SUPPLIED RECORDS -
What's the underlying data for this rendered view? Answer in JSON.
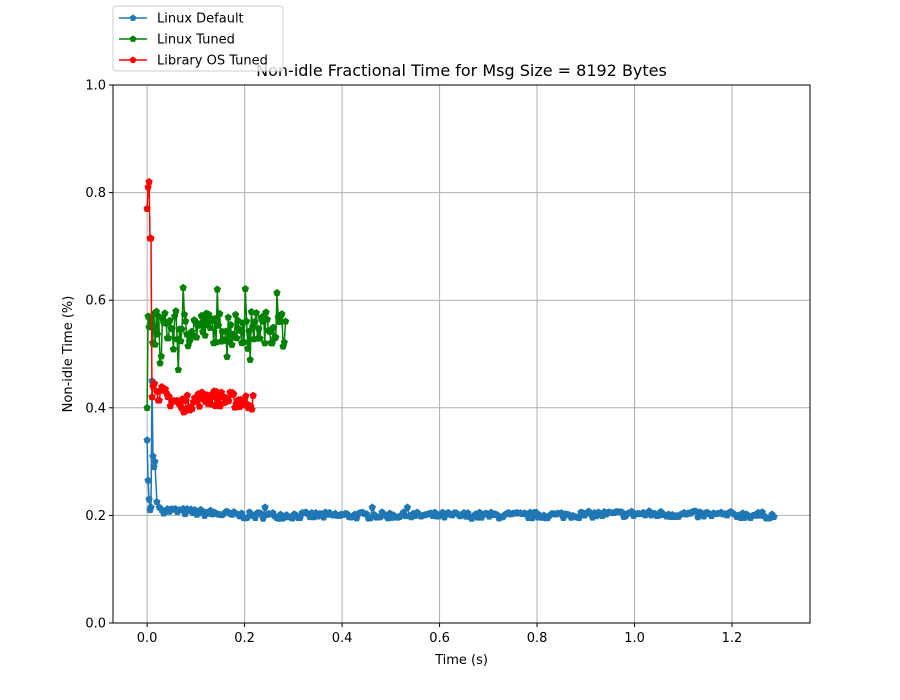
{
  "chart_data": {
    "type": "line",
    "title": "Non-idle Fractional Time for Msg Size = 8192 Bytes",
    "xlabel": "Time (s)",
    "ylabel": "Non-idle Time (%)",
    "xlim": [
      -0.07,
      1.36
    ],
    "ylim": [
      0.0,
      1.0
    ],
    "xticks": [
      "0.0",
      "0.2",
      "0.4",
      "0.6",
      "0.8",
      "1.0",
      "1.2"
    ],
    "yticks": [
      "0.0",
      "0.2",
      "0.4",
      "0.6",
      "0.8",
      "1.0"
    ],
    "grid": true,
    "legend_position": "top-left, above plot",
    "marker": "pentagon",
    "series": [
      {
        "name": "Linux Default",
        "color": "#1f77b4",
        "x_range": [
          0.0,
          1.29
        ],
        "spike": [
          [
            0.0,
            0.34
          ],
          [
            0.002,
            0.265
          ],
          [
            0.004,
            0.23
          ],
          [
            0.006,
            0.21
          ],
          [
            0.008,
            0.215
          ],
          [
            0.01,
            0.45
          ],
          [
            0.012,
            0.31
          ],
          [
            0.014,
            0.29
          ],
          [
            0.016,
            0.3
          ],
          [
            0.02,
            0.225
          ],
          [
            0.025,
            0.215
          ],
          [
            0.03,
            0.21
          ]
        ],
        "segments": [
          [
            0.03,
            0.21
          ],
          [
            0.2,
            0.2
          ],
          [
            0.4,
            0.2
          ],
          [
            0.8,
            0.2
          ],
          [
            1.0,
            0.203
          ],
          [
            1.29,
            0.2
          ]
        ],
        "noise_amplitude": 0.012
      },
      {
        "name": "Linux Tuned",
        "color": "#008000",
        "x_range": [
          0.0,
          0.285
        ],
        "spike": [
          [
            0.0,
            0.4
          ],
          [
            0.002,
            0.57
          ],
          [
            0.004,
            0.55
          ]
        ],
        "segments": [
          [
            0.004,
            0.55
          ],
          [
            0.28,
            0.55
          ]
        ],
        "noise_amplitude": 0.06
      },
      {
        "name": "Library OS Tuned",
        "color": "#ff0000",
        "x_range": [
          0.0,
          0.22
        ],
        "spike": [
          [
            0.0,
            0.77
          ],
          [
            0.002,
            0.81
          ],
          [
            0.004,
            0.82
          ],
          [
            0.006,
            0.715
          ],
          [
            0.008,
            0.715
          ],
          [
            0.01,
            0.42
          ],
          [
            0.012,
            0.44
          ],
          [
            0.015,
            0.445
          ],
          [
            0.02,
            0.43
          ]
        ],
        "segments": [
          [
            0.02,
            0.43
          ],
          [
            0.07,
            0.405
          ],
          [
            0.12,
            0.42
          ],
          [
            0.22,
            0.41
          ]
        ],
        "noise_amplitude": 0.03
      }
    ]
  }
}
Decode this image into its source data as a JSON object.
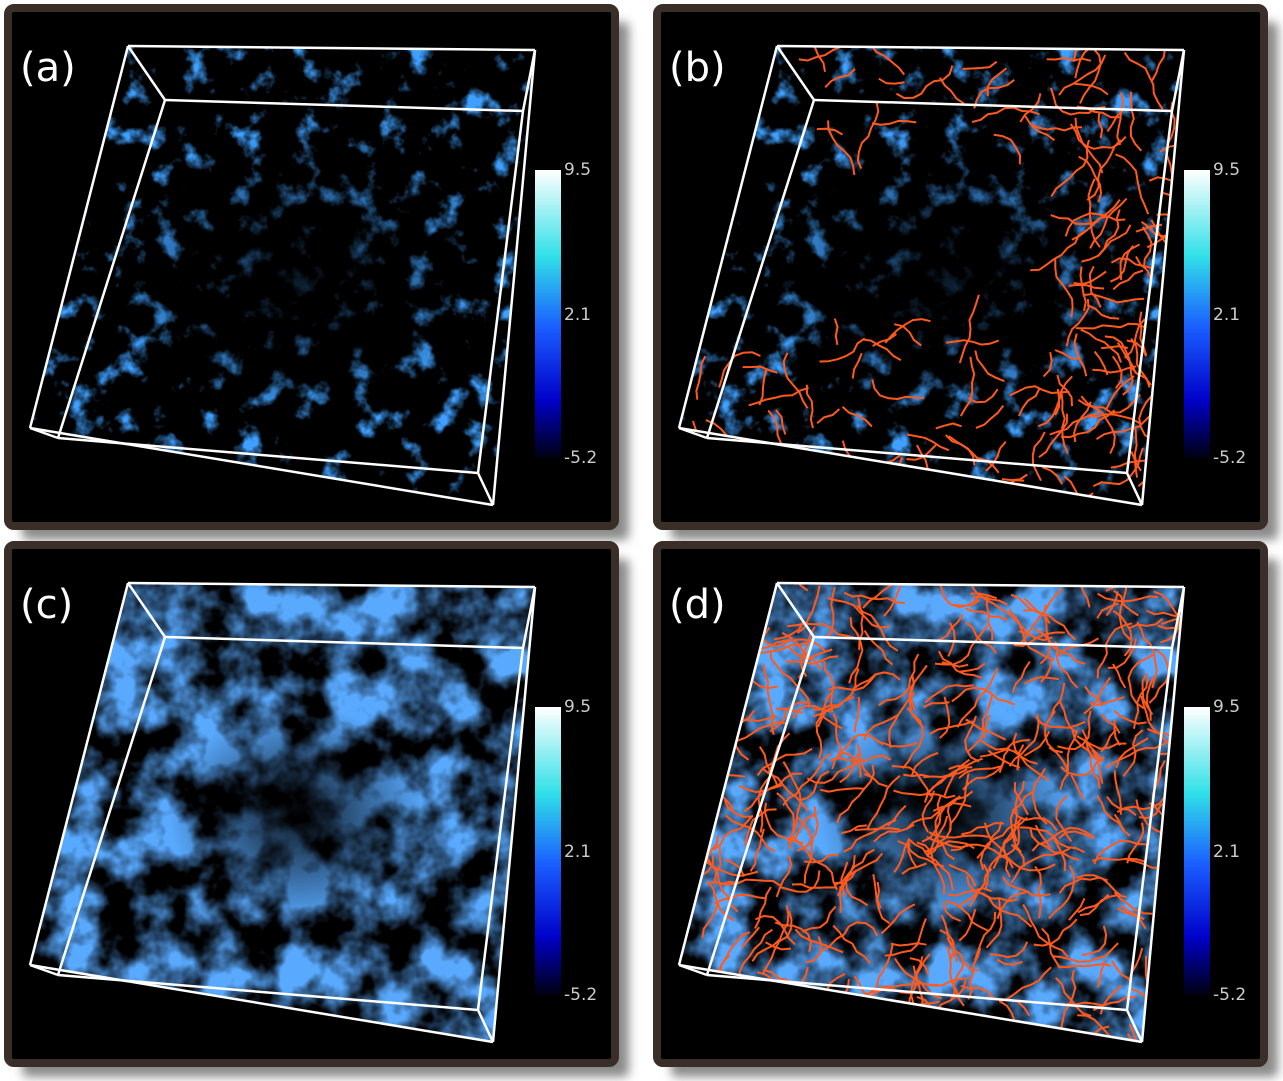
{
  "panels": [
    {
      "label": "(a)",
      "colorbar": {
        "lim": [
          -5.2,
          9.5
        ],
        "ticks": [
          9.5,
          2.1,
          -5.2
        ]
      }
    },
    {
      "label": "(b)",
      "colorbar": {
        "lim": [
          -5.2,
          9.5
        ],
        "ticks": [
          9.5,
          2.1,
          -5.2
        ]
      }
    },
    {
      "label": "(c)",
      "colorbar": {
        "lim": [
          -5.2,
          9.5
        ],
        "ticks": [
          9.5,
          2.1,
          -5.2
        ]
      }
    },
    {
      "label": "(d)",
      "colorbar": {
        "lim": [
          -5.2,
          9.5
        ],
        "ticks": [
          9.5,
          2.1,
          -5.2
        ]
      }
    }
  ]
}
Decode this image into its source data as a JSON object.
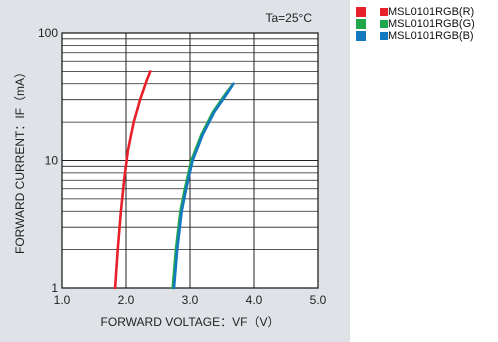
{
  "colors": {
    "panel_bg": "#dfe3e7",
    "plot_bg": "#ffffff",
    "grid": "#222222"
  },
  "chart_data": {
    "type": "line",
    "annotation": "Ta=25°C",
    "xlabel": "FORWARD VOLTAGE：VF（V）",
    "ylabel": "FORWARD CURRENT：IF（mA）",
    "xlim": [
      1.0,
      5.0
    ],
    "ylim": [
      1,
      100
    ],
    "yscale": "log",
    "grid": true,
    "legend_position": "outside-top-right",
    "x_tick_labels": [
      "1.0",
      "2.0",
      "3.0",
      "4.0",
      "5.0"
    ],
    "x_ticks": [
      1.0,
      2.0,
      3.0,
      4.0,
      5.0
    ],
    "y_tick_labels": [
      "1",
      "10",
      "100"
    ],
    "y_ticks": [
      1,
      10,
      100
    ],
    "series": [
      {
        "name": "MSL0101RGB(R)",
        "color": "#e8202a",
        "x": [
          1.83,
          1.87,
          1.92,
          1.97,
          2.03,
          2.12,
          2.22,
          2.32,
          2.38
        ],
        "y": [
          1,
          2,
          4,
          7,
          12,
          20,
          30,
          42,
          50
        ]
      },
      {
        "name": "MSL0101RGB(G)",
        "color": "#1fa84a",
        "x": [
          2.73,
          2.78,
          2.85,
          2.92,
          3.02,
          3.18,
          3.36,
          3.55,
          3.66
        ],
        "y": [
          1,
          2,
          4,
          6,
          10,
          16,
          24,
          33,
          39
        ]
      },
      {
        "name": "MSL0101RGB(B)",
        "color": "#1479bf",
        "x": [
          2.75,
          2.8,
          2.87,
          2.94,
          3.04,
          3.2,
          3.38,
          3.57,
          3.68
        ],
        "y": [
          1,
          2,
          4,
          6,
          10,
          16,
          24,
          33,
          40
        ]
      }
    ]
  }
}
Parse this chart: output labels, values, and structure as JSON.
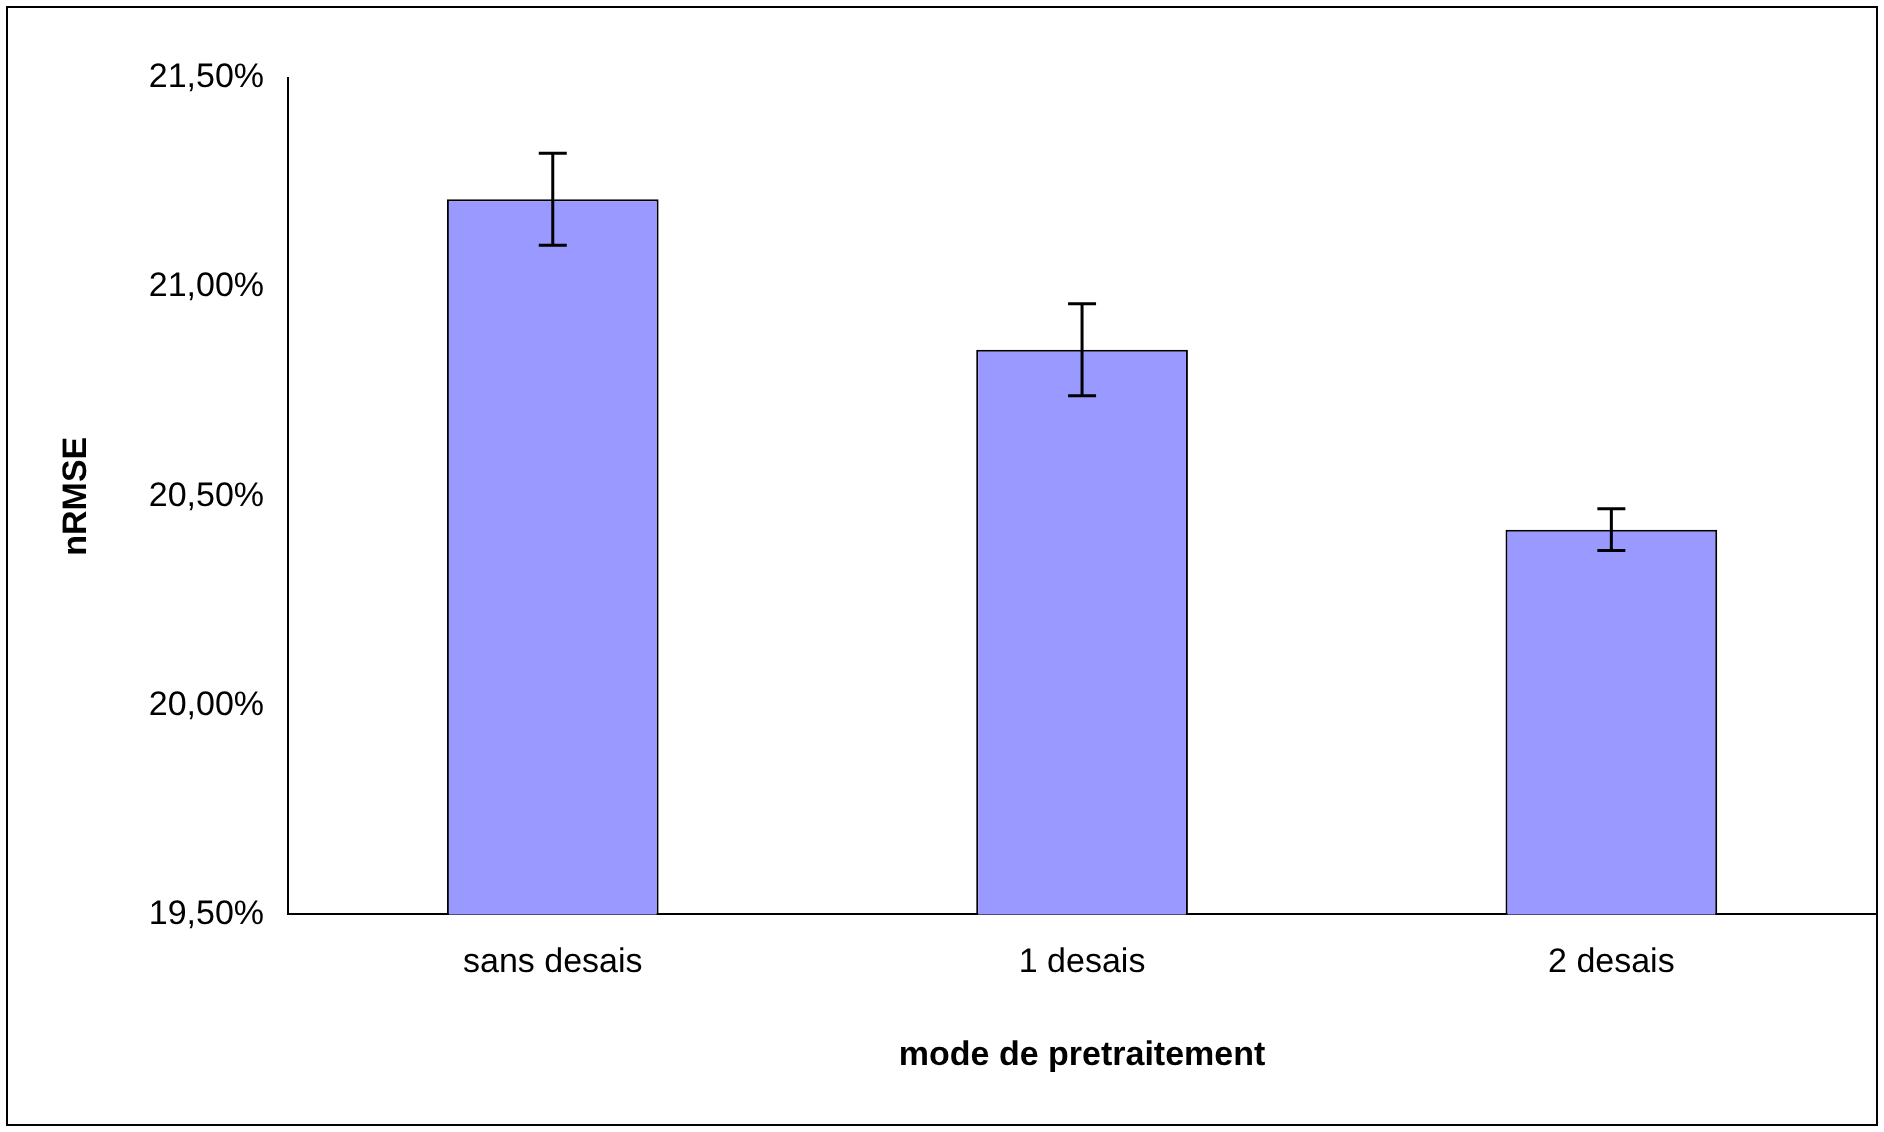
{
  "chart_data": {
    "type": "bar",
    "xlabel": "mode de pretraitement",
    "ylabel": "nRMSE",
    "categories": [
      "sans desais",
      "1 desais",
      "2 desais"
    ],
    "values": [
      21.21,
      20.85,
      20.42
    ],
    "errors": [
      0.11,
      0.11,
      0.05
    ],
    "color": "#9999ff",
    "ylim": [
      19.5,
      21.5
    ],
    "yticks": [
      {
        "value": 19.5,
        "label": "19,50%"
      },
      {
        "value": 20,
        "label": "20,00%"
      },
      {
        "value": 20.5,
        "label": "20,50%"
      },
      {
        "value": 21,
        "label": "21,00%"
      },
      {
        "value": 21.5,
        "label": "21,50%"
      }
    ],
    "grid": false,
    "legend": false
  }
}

THE EXERCISE - Lines that hold "Time" are the ones to copy; find all of them.

TASK RESULT -
    "title": "Non-idle Fractional Time for Msg Size = 8192 Bytes",
    "xlabel": "Time (s)",
    "ylabel": "Non-idle Time (%)",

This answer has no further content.